**EXERCISE GOAL**
Extract every line below, verbatim.

**EXERCISE MATERIAL**
(begin)
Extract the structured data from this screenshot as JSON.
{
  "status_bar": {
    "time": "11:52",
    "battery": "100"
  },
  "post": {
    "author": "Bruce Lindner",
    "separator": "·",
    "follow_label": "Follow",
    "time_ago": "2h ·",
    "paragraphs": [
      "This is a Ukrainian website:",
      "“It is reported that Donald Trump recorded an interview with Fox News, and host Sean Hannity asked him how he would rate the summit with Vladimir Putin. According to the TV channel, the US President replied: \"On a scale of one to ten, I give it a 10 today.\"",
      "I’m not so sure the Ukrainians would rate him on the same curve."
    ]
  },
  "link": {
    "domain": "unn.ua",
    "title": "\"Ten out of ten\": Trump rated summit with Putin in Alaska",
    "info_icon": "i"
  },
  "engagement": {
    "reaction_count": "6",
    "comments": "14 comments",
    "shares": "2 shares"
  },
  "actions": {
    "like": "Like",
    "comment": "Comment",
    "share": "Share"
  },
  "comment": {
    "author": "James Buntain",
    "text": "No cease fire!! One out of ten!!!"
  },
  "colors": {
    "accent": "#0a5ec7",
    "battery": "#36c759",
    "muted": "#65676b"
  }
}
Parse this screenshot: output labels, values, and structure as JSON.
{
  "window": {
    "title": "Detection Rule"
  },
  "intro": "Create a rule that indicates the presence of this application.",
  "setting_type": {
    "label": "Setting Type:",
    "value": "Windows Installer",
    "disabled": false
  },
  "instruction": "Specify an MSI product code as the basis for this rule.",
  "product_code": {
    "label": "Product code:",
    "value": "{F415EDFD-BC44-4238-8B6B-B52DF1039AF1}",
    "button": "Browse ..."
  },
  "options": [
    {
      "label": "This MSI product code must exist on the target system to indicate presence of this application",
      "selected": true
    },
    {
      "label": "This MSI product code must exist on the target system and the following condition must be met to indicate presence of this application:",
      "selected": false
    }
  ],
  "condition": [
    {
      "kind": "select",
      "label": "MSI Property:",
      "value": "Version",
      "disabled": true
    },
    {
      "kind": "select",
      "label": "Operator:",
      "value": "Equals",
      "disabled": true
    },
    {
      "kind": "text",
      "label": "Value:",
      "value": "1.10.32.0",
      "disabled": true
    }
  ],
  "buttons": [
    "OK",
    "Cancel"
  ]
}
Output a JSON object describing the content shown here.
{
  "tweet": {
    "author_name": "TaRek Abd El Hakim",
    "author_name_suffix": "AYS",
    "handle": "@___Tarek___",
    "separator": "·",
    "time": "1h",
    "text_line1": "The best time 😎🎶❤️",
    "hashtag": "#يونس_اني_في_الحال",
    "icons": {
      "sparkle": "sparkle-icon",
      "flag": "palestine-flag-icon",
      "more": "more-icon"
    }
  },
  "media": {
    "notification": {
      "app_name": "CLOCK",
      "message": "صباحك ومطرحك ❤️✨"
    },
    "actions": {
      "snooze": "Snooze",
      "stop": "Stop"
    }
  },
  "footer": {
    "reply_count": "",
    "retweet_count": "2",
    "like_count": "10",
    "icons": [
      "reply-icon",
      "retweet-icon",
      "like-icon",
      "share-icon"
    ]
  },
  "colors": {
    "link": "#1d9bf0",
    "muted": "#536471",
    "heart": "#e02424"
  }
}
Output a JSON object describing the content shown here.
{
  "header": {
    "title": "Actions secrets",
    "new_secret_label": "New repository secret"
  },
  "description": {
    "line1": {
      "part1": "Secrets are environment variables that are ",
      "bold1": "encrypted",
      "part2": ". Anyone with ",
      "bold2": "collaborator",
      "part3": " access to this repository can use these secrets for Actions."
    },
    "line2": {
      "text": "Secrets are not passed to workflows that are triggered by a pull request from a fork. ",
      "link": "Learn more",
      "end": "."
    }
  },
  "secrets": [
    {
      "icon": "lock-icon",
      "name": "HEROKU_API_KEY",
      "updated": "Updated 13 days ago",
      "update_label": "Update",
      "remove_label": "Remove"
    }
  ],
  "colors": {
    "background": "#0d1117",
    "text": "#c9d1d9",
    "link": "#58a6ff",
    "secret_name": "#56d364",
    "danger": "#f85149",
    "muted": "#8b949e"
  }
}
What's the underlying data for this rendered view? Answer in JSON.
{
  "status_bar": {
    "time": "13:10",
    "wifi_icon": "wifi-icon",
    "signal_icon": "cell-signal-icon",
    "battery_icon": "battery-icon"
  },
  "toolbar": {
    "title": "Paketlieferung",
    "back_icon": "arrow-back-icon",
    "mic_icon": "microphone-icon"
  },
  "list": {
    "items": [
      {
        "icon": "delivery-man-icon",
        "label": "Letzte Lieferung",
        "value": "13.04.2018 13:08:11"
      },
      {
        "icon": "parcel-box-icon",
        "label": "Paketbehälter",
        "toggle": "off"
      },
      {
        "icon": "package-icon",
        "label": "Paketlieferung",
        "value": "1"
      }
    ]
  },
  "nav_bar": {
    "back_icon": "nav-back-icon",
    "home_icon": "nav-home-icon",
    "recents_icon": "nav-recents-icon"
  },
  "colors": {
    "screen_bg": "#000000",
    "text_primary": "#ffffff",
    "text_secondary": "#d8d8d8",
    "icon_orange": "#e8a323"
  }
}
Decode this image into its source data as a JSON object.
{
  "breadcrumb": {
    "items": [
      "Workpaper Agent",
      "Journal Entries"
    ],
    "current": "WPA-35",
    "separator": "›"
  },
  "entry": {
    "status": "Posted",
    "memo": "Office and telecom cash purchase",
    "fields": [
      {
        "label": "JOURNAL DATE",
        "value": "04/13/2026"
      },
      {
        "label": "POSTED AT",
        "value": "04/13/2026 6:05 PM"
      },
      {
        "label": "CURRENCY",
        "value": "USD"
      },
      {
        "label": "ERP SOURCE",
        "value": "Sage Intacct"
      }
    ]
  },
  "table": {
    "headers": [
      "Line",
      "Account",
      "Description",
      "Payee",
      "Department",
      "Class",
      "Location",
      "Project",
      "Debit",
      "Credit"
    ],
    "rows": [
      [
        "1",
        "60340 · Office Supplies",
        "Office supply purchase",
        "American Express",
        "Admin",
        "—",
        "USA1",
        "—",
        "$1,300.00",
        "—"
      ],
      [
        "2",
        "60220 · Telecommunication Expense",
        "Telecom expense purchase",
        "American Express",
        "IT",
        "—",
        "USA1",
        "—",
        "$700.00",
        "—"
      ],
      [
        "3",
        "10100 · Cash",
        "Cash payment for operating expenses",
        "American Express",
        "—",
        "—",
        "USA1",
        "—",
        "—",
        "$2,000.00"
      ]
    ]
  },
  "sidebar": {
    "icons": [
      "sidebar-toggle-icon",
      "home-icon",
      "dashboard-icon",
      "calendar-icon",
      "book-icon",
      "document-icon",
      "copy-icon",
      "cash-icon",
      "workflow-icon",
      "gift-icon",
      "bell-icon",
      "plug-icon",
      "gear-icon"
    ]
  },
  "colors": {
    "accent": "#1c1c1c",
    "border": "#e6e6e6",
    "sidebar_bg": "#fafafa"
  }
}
(end)
**FULL SOLUTION**
Extract the structured data from this screenshot as JSON.
{
  "status_bar": {
    "time": "11:52",
    "battery": "100"
  },
  "post": {
    "author": "Bruce Lindner",
    "separator": "·",
    "follow_label": "Follow",
    "time_ago": "2h ·",
    "paragraphs": [
      "This is a Ukrainian website:",
      "“It is reported that Donald Trump recorded an interview with Fox News, and host Sean Hannity asked him how he would rate the summit with Vladimir Putin. According to the TV channel, the US President replied: \"On a scale of one to ten, I give it a 10 today.\"",
      "I’m not so sure the Ukrainians would rate him on the same curve."
    ]
  },
  "link": {
    "domain": "unn.ua",
    "title": "\"Ten out of ten\": Trump rated summit with Putin in Alaska",
    "info_icon": "i"
  },
  "engagement": {
    "reaction_count": "6",
    "comments": "14 comments",
    "shares": "2 shares"
  },
  "actions": {
    "like": "Like",
    "comment": "Comment",
    "share": "Share"
  },
  "comment": {
    "author": "James Buntain",
    "text": "No cease fire!! One out of ten!!!"
  },
  "colors": {
    "accent": "#0a5ec7",
    "battery": "#36c759",
    "muted": "#65676b"
  }
}
Parse this screenshot: output labels, values, and structure as JSON.
{
  "window": {
    "title": "Detection Rule"
  },
  "intro": "Create a rule that indicates the presence of this application.",
  "setting_type": {
    "label": "Setting Type:",
    "value": "Windows Installer",
    "disabled": false
  },
  "instruction": "Specify an MSI product code as the basis for this rule.",
  "product_code": {
    "label": "Product code:",
    "value": "{F415EDFD-BC44-4238-8B6B-B52DF1039AF1}",
    "button": "Browse ..."
  },
  "options": [
    {
      "label": "This MSI product code must exist on the target system to indicate presence of this application",
      "selected": true
    },
    {
      "label": "This MSI product code must exist on the target system and the following condition must be met to indicate presence of this application:",
      "selected": false
    }
  ],
  "condition": [
    {
      "kind": "select",
      "label": "MSI Property:",
      "value": "Version",
      "disabled": true
    },
    {
      "kind": "select",
      "label": "Operator:",
      "value": "Equals",
      "disabled": true
    },
    {
      "kind": "text",
      "label": "Value:",
      "value": "1.10.32.0",
      "disabled": true
    }
  ],
  "buttons": [
    "OK",
    "Cancel"
  ]
}
Output a JSON object describing the content shown here.
{
  "tweet": {
    "author_name": "TaRek Abd El Hakim",
    "author_name_suffix": "AYS",
    "handle": "@___Tarek___",
    "separator": "·",
    "time": "1h",
    "text_line1": "The best time 😎🎶❤️",
    "hashtag": "#يونس_اني_في_الحال",
    "icons": {
      "sparkle": "sparkle-icon",
      "flag": "palestine-flag-icon",
      "more": "more-icon"
    }
  },
  "media": {
    "notification": {
      "app_name": "CLOCK",
      "message": "صباحك ومطرحك ❤️✨"
    },
    "actions": {
      "snooze": "Snooze",
      "stop": "Stop"
    }
  },
  "footer": {
    "reply_count": "",
    "retweet_count": "2",
    "like_count": "10",
    "icons": [
      "reply-icon",
      "retweet-icon",
      "like-icon",
      "share-icon"
    ]
  },
  "colors": {
    "link": "#1d9bf0",
    "muted": "#536471",
    "heart": "#e02424"
  }
}
Output a JSON object describing the content shown here.
{
  "header": {
    "title": "Actions secrets",
    "new_secret_label": "New repository secret"
  },
  "description": {
    "line1": {
      "part1": "Secrets are environment variables that are ",
      "bold1": "encrypted",
      "part2": ". Anyone with ",
      "bold2": "collaborator",
      "part3": " access to this repository can use these secrets for Actions."
    },
    "line2": {
      "text": "Secrets are not passed to workflows that are triggered by a pull request from a fork. ",
      "link": "Learn more",
      "end": "."
    }
  },
  "secrets": [
    {
      "icon": "lock-icon",
      "name": "HEROKU_API_KEY",
      "updated": "Updated 13 days ago",
      "update_label": "Update",
      "remove_label": "Remove"
    }
  ],
  "colors": {
    "background": "#0d1117",
    "text": "#c9d1d9",
    "link": "#58a6ff",
    "secret_name": "#56d364",
    "danger": "#f85149",
    "muted": "#8b949e"
  }
}
What's the underlying data for this rendered view? Answer in JSON.
{
  "status_bar": {
    "time": "13:10",
    "wifi_icon": "wifi-icon",
    "signal_icon": "cell-signal-icon",
    "battery_icon": "battery-icon"
  },
  "toolbar": {
    "title": "Paketlieferung",
    "back_icon": "arrow-back-icon",
    "mic_icon": "microphone-icon"
  },
  "list": {
    "items": [
      {
        "icon": "delivery-man-icon",
        "label": "Letzte Lieferung",
        "value": "13.04.2018 13:08:11"
      },
      {
        "icon": "parcel-box-icon",
        "label": "Paketbehälter",
        "toggle": "off"
      },
      {
        "icon": "package-icon",
        "label": "Paketlieferung",
        "value": "1"
      }
    ]
  },
  "nav_bar": {
    "back_icon": "nav-back-icon",
    "home_icon": "nav-home-icon",
    "recents_icon": "nav-recents-icon"
  },
  "colors": {
    "screen_bg": "#000000",
    "text_primary": "#ffffff",
    "text_secondary": "#d8d8d8",
    "icon_orange": "#e8a323"
  }
}
Decode this image into its source data as a JSON object.
{
  "breadcrumb": {
    "items": [
      "Workpaper Agent",
      "Journal Entries"
    ],
    "current": "WPA-35",
    "separator": "›"
  },
  "entry": {
    "status": "Posted",
    "memo": "Office and telecom cash purchase",
    "fields": [
      {
        "label": "JOURNAL DATE",
        "value": "04/13/2026"
      },
      {
        "label": "POSTED AT",
        "value": "04/13/2026 6:05 PM"
      },
      {
        "label": "CURRENCY",
        "value": "USD"
      },
      {
        "label": "ERP SOURCE",
        "value": "Sage Intacct"
      }
    ]
  },
  "table": {
    "headers": [
      "Line",
      "Account",
      "Description",
      "Payee",
      "Department",
      "Class",
      "Location",
      "Project",
      "Debit",
      "Credit"
    ],
    "rows": [
      [
        "1",
        "60340 · Office Supplies",
        "Office supply purchase",
        "American Express",
        "Admin",
        "—",
        "USA1",
        "—",
        "$1,300.00",
        "—"
      ],
      [
        "2",
        "60220 · Telecommunication Expense",
        "Telecom expense purchase",
        "American Express",
        "IT",
        "—",
        "USA1",
        "—",
        "$700.00",
        "—"
      ],
      [
        "3",
        "10100 · Cash",
        "Cash payment for operating expenses",
        "American Express",
        "—",
        "—",
        "USA1",
        "—",
        "—",
        "$2,000.00"
      ]
    ]
  },
  "sidebar": {
    "icons": [
      "sidebar-toggle-icon",
      "home-icon",
      "dashboard-icon",
      "calendar-icon",
      "book-icon",
      "document-icon",
      "copy-icon",
      "cash-icon",
      "workflow-icon",
      "gift-icon",
      "bell-icon",
      "plug-icon",
      "gear-icon"
    ]
  },
  "colors": {
    "accent": "#1c1c1c",
    "border": "#e6e6e6",
    "sidebar_bg": "#fafafa"
  }
}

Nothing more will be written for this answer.